### Problem requirements:
Render the material again word for word, skipping the pictures in it.

### Raw records:
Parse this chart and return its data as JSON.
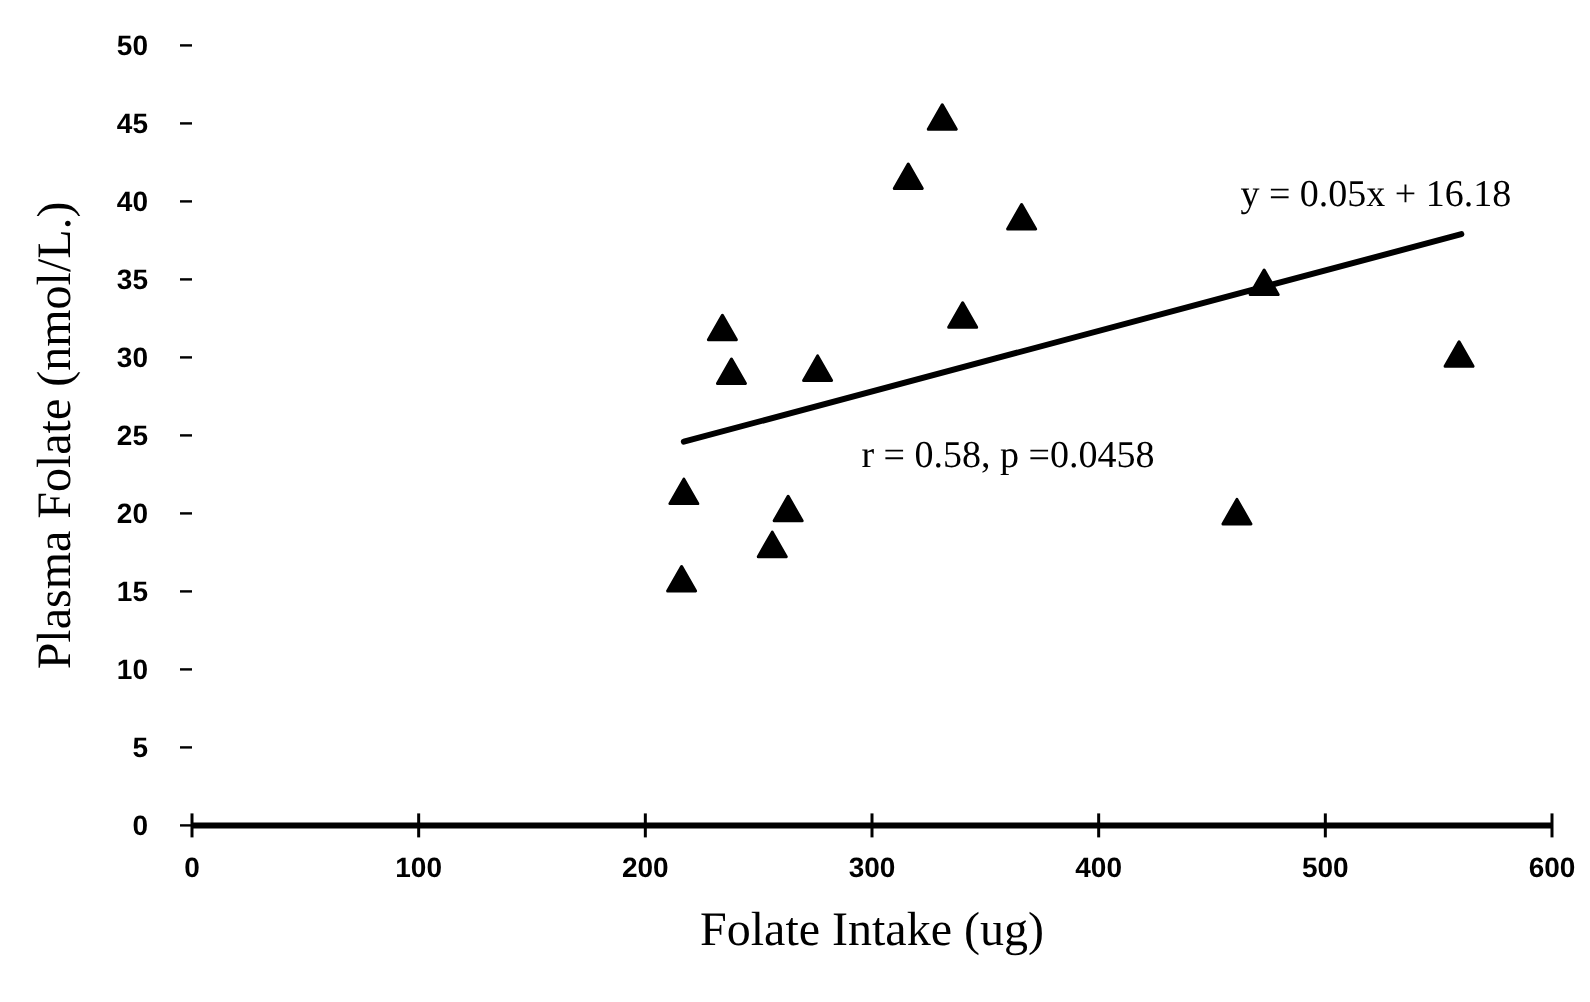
{
  "chart_data": {
    "type": "scatter",
    "xlabel": "Folate Intake (ug)",
    "ylabel": "Plasma Folate (nmol/L.)",
    "xlim": [
      0,
      600
    ],
    "xticks": [
      0,
      100,
      200,
      300,
      400,
      500,
      600
    ],
    "ylim": [
      0,
      50
    ],
    "yticks": [
      0,
      5,
      10,
      15,
      20,
      25,
      30,
      35,
      40,
      45,
      50
    ],
    "grid": false,
    "marker": "triangle",
    "series": [
      {
        "color": "#000000",
        "x": [
          234,
          238,
          217,
          216,
          256,
          263,
          331,
          316,
          366,
          340,
          276,
          473,
          559,
          461
        ],
        "values": [
          31.8,
          29.0,
          21.3,
          15.7,
          17.9,
          20.2,
          45.3,
          41.5,
          38.9,
          32.6,
          29.2,
          34.7,
          30.1,
          20.0
        ]
      },
      {
        "type": "line",
        "color": "#000000",
        "marker": "none",
        "x": [
          217,
          560
        ],
        "values": [
          24.6,
          37.9
        ]
      }
    ],
    "annotations": [
      {
        "text": "y = 0.05x + 16.18",
        "x": 560,
        "y": 37.9
      },
      "r = 0.58,  p =0.0458"
    ]
  }
}
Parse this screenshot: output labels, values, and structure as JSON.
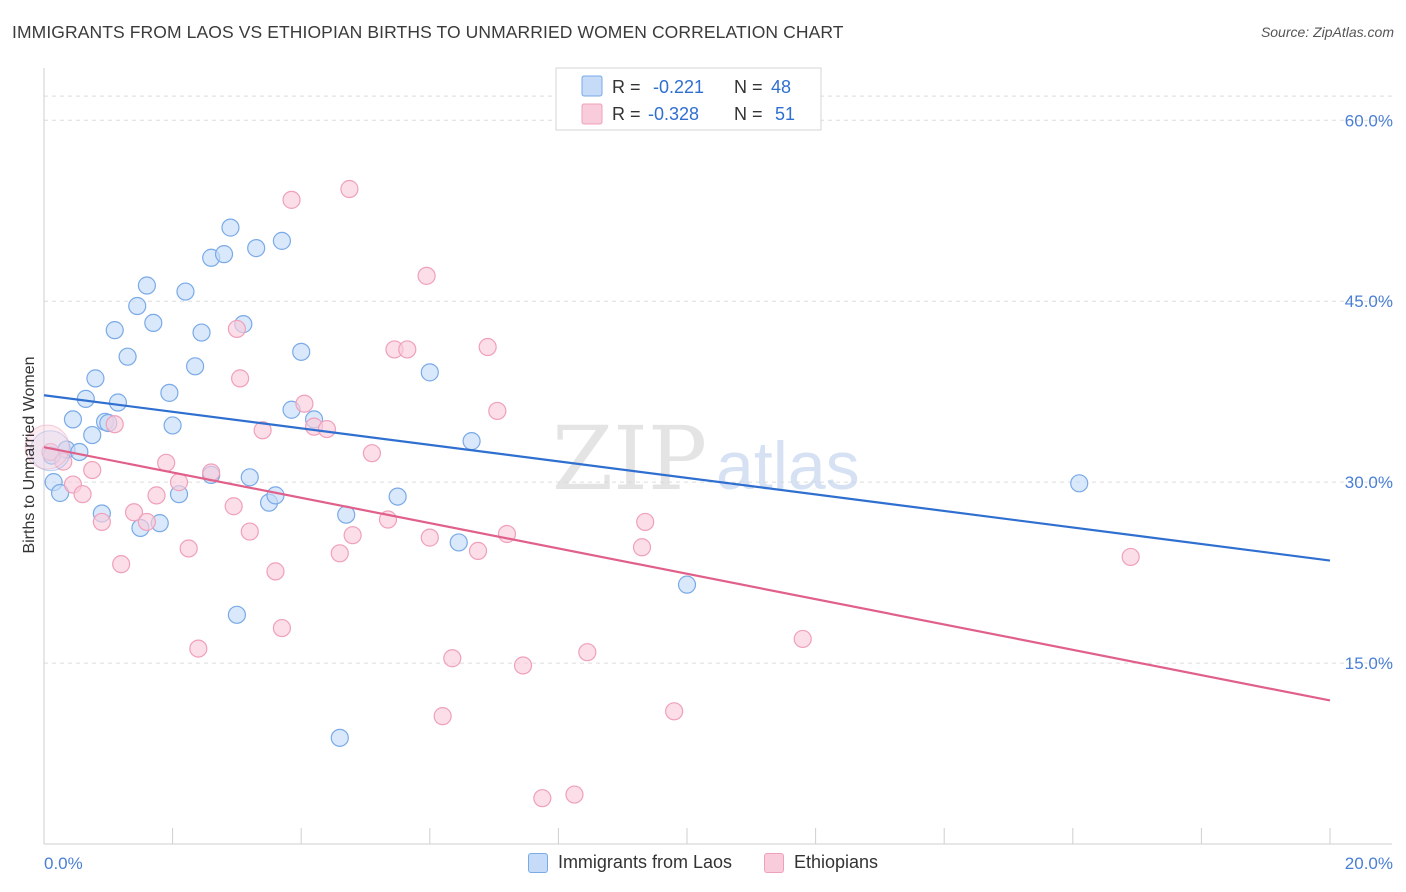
{
  "header": {
    "title": "IMMIGRANTS FROM LAOS VS ETHIOPIAN BIRTHS TO UNMARRIED WOMEN CORRELATION CHART",
    "source": "Source: ZipAtlas.com"
  },
  "watermark": {
    "zip": "ZIP",
    "atlas": "atlas"
  },
  "legend": {
    "rows": [
      {
        "r_label": "R =",
        "r_value": "-0.221",
        "n_label": "N =",
        "n_value": "48"
      },
      {
        "r_label": "R =",
        "r_value": "-0.328",
        "n_label": "N =",
        "n_value": "51"
      }
    ]
  },
  "chart_data": {
    "type": "scatter",
    "title": "IMMIGRANTS FROM LAOS VS ETHIOPIAN BIRTHS TO UNMARRIED WOMEN CORRELATION CHART",
    "xlabel": "",
    "ylabel": "Births to Unmarried Women",
    "xlim": [
      0,
      20
    ],
    "ylim": [
      0,
      64
    ],
    "x_tick_labels": [
      "0.0%",
      "20.0%"
    ],
    "y_ticks": [
      15,
      30,
      45,
      60
    ],
    "y_tick_labels": [
      "15.0%",
      "30.0%",
      "45.0%",
      "60.0%"
    ],
    "grid": true,
    "series": [
      {
        "name": "Immigrants from Laos",
        "color": "#7aaae8",
        "fill": "#c5dbf7",
        "line_color": "#2f6fd0",
        "trend": {
          "x": [
            0,
            20
          ],
          "y": [
            37.2,
            23.5
          ]
        },
        "points": [
          [
            0.12,
            32.2
          ],
          [
            0.15,
            30.0
          ],
          [
            0.25,
            29.1
          ],
          [
            0.35,
            32.7
          ],
          [
            0.45,
            35.2
          ],
          [
            0.55,
            32.5
          ],
          [
            0.65,
            36.9
          ],
          [
            0.8,
            38.6
          ],
          [
            0.9,
            27.4
          ],
          [
            0.95,
            35.0
          ],
          [
            0.75,
            33.9
          ],
          [
            1.0,
            34.9
          ],
          [
            1.1,
            42.6
          ],
          [
            1.15,
            36.6
          ],
          [
            1.45,
            44.6
          ],
          [
            1.5,
            26.2
          ],
          [
            1.6,
            46.3
          ],
          [
            1.7,
            43.2
          ],
          [
            1.8,
            26.6
          ],
          [
            1.95,
            37.4
          ],
          [
            2.0,
            34.7
          ],
          [
            2.1,
            29.0
          ],
          [
            2.2,
            45.8
          ],
          [
            2.35,
            39.6
          ],
          [
            2.45,
            42.4
          ],
          [
            2.6,
            48.6
          ],
          [
            2.6,
            30.6
          ],
          [
            2.8,
            48.9
          ],
          [
            2.9,
            51.1
          ],
          [
            3.0,
            19.0
          ],
          [
            3.1,
            43.1
          ],
          [
            3.2,
            30.4
          ],
          [
            3.3,
            49.4
          ],
          [
            3.5,
            28.3
          ],
          [
            3.6,
            28.9
          ],
          [
            3.7,
            50.0
          ],
          [
            3.85,
            36.0
          ],
          [
            4.0,
            40.8
          ],
          [
            4.2,
            35.2
          ],
          [
            4.6,
            8.8
          ],
          [
            4.7,
            27.3
          ],
          [
            5.5,
            28.8
          ],
          [
            6.0,
            39.1
          ],
          [
            6.45,
            25.0
          ],
          [
            6.65,
            33.4
          ],
          [
            10.0,
            21.5
          ],
          [
            16.1,
            29.9
          ],
          [
            1.3,
            40.4
          ]
        ]
      },
      {
        "name": "Ethiopians",
        "color": "#f0a0ba",
        "fill": "#f9ccdb",
        "line_color": "#e0608a",
        "trend": {
          "x": [
            0,
            20
          ],
          "y": [
            32.9,
            11.9
          ]
        },
        "points": [
          [
            0.1,
            32.5
          ],
          [
            0.3,
            31.7
          ],
          [
            0.45,
            29.8
          ],
          [
            0.6,
            29.0
          ],
          [
            0.75,
            31.0
          ],
          [
            0.9,
            26.7
          ],
          [
            1.1,
            34.8
          ],
          [
            1.2,
            23.2
          ],
          [
            1.4,
            27.5
          ],
          [
            1.6,
            26.7
          ],
          [
            1.75,
            28.9
          ],
          [
            1.9,
            31.6
          ],
          [
            2.1,
            30.0
          ],
          [
            2.25,
            24.5
          ],
          [
            2.4,
            16.2
          ],
          [
            2.6,
            30.8
          ],
          [
            2.95,
            28.0
          ],
          [
            3.0,
            42.7
          ],
          [
            3.05,
            38.6
          ],
          [
            3.2,
            25.9
          ],
          [
            3.4,
            34.3
          ],
          [
            3.6,
            22.6
          ],
          [
            3.7,
            17.9
          ],
          [
            3.85,
            53.4
          ],
          [
            4.05,
            36.5
          ],
          [
            4.2,
            34.6
          ],
          [
            4.4,
            34.4
          ],
          [
            4.6,
            24.1
          ],
          [
            4.75,
            54.3
          ],
          [
            4.8,
            25.6
          ],
          [
            5.1,
            32.4
          ],
          [
            5.35,
            26.9
          ],
          [
            5.45,
            41.0
          ],
          [
            5.65,
            41.0
          ],
          [
            5.95,
            47.1
          ],
          [
            6.0,
            25.4
          ],
          [
            6.2,
            10.6
          ],
          [
            6.35,
            15.4
          ],
          [
            6.75,
            24.3
          ],
          [
            6.9,
            41.2
          ],
          [
            7.05,
            35.9
          ],
          [
            7.2,
            25.7
          ],
          [
            7.45,
            14.8
          ],
          [
            7.75,
            3.8
          ],
          [
            8.25,
            4.1
          ],
          [
            8.45,
            15.9
          ],
          [
            9.3,
            24.6
          ],
          [
            9.35,
            26.7
          ],
          [
            9.8,
            11.0
          ],
          [
            11.8,
            17.0
          ],
          [
            16.9,
            23.8
          ]
        ]
      }
    ]
  }
}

### Full answer:
Parse this chart and return its data as JSON.
{
  "chart_data": {
    "type": "scatter",
    "xlabel": "Folate Intake (ug)",
    "ylabel": "Plasma Folate (nmol/L.)",
    "xlim": [
      0,
      600
    ],
    "xticks": [
      0,
      100,
      200,
      300,
      400,
      500,
      600
    ],
    "ylim": [
      0,
      50
    ],
    "yticks": [
      0,
      5,
      10,
      15,
      20,
      25,
      30,
      35,
      40,
      45,
      50
    ],
    "grid": false,
    "marker": "triangle",
    "series": [
      {
        "color": "#000000",
        "x": [
          234,
          238,
          217,
          216,
          256,
          263,
          331,
          316,
          366,
          340,
          276,
          473,
          559,
          461
        ],
        "values": [
          31.8,
          29.0,
          21.3,
          15.7,
          17.9,
          20.2,
          45.3,
          41.5,
          38.9,
          32.6,
          29.2,
          34.7,
          30.1,
          20.0
        ]
      },
      {
        "type": "line",
        "color": "#000000",
        "marker": "none",
        "x": [
          217,
          560
        ],
        "values": [
          24.6,
          37.9
        ]
      }
    ],
    "annotations": [
      {
        "text": "y = 0.05x + 16.18",
        "x": 560,
        "y": 37.9
      },
      "r = 0.58,  p =0.0458"
    ]
  }
}
Parse this screenshot: output labels, values, and structure as JSON.
{
  "header": {
    "title": "IMMIGRANTS FROM LAOS VS ETHIOPIAN BIRTHS TO UNMARRIED WOMEN CORRELATION CHART",
    "source": "Source: ZipAtlas.com"
  },
  "watermark": {
    "zip": "ZIP",
    "atlas": "atlas"
  },
  "legend": {
    "rows": [
      {
        "r_label": "R =",
        "r_value": "-0.221",
        "n_label": "N =",
        "n_value": "48"
      },
      {
        "r_label": "R =",
        "r_value": "-0.328",
        "n_label": "N =",
        "n_value": "51"
      }
    ]
  },
  "chart_data": {
    "type": "scatter",
    "title": "IMMIGRANTS FROM LAOS VS ETHIOPIAN BIRTHS TO UNMARRIED WOMEN CORRELATION CHART",
    "xlabel": "",
    "ylabel": "Births to Unmarried Women",
    "xlim": [
      0,
      20
    ],
    "ylim": [
      0,
      64
    ],
    "x_tick_labels": [
      "0.0%",
      "20.0%"
    ],
    "y_ticks": [
      15,
      30,
      45,
      60
    ],
    "y_tick_labels": [
      "15.0%",
      "30.0%",
      "45.0%",
      "60.0%"
    ],
    "grid": true,
    "series": [
      {
        "name": "Immigrants from Laos",
        "color": "#7aaae8",
        "fill": "#c5dbf7",
        "line_color": "#2f6fd0",
        "trend": {
          "x": [
            0,
            20
          ],
          "y": [
            37.2,
            23.5
          ]
        },
        "points": [
          [
            0.12,
            32.2
          ],
          [
            0.15,
            30.0
          ],
          [
            0.25,
            29.1
          ],
          [
            0.35,
            32.7
          ],
          [
            0.45,
            35.2
          ],
          [
            0.55,
            32.5
          ],
          [
            0.65,
            36.9
          ],
          [
            0.8,
            38.6
          ],
          [
            0.9,
            27.4
          ],
          [
            0.95,
            35.0
          ],
          [
            0.75,
            33.9
          ],
          [
            1.0,
            34.9
          ],
          [
            1.1,
            42.6
          ],
          [
            1.15,
            36.6
          ],
          [
            1.45,
            44.6
          ],
          [
            1.5,
            26.2
          ],
          [
            1.6,
            46.3
          ],
          [
            1.7,
            43.2
          ],
          [
            1.8,
            26.6
          ],
          [
            1.95,
            37.4
          ],
          [
            2.0,
            34.7
          ],
          [
            2.1,
            29.0
          ],
          [
            2.2,
            45.8
          ],
          [
            2.35,
            39.6
          ],
          [
            2.45,
            42.4
          ],
          [
            2.6,
            48.6
          ],
          [
            2.6,
            30.6
          ],
          [
            2.8,
            48.9
          ],
          [
            2.9,
            51.1
          ],
          [
            3.0,
            19.0
          ],
          [
            3.1,
            43.1
          ],
          [
            3.2,
            30.4
          ],
          [
            3.3,
            49.4
          ],
          [
            3.5,
            28.3
          ],
          [
            3.6,
            28.9
          ],
          [
            3.7,
            50.0
          ],
          [
            3.85,
            36.0
          ],
          [
            4.0,
            40.8
          ],
          [
            4.2,
            35.2
          ],
          [
            4.6,
            8.8
          ],
          [
            4.7,
            27.3
          ],
          [
            5.5,
            28.8
          ],
          [
            6.0,
            39.1
          ],
          [
            6.45,
            25.0
          ],
          [
            6.65,
            33.4
          ],
          [
            10.0,
            21.5
          ],
          [
            16.1,
            29.9
          ],
          [
            1.3,
            40.4
          ]
        ]
      },
      {
        "name": "Ethiopians",
        "color": "#f0a0ba",
        "fill": "#f9ccdb",
        "line_color": "#e0608a",
        "trend": {
          "x": [
            0,
            20
          ],
          "y": [
            32.9,
            11.9
          ]
        },
        "points": [
          [
            0.1,
            32.5
          ],
          [
            0.3,
            31.7
          ],
          [
            0.45,
            29.8
          ],
          [
            0.6,
            29.0
          ],
          [
            0.75,
            31.0
          ],
          [
            0.9,
            26.7
          ],
          [
            1.1,
            34.8
          ],
          [
            1.2,
            23.2
          ],
          [
            1.4,
            27.5
          ],
          [
            1.6,
            26.7
          ],
          [
            1.75,
            28.9
          ],
          [
            1.9,
            31.6
          ],
          [
            2.1,
            30.0
          ],
          [
            2.25,
            24.5
          ],
          [
            2.4,
            16.2
          ],
          [
            2.6,
            30.8
          ],
          [
            2.95,
            28.0
          ],
          [
            3.0,
            42.7
          ],
          [
            3.05,
            38.6
          ],
          [
            3.2,
            25.9
          ],
          [
            3.4,
            34.3
          ],
          [
            3.6,
            22.6
          ],
          [
            3.7,
            17.9
          ],
          [
            3.85,
            53.4
          ],
          [
            4.05,
            36.5
          ],
          [
            4.2,
            34.6
          ],
          [
            4.4,
            34.4
          ],
          [
            4.6,
            24.1
          ],
          [
            4.75,
            54.3
          ],
          [
            4.8,
            25.6
          ],
          [
            5.1,
            32.4
          ],
          [
            5.35,
            26.9
          ],
          [
            5.45,
            41.0
          ],
          [
            5.65,
            41.0
          ],
          [
            5.95,
            47.1
          ],
          [
            6.0,
            25.4
          ],
          [
            6.2,
            10.6
          ],
          [
            6.35,
            15.4
          ],
          [
            6.75,
            24.3
          ],
          [
            6.9,
            41.2
          ],
          [
            7.05,
            35.9
          ],
          [
            7.2,
            25.7
          ],
          [
            7.45,
            14.8
          ],
          [
            7.75,
            3.8
          ],
          [
            8.25,
            4.1
          ],
          [
            8.45,
            15.9
          ],
          [
            9.3,
            24.6
          ],
          [
            9.35,
            26.7
          ],
          [
            9.8,
            11.0
          ],
          [
            11.8,
            17.0
          ],
          [
            16.9,
            23.8
          ]
        ]
      }
    ]
  }
}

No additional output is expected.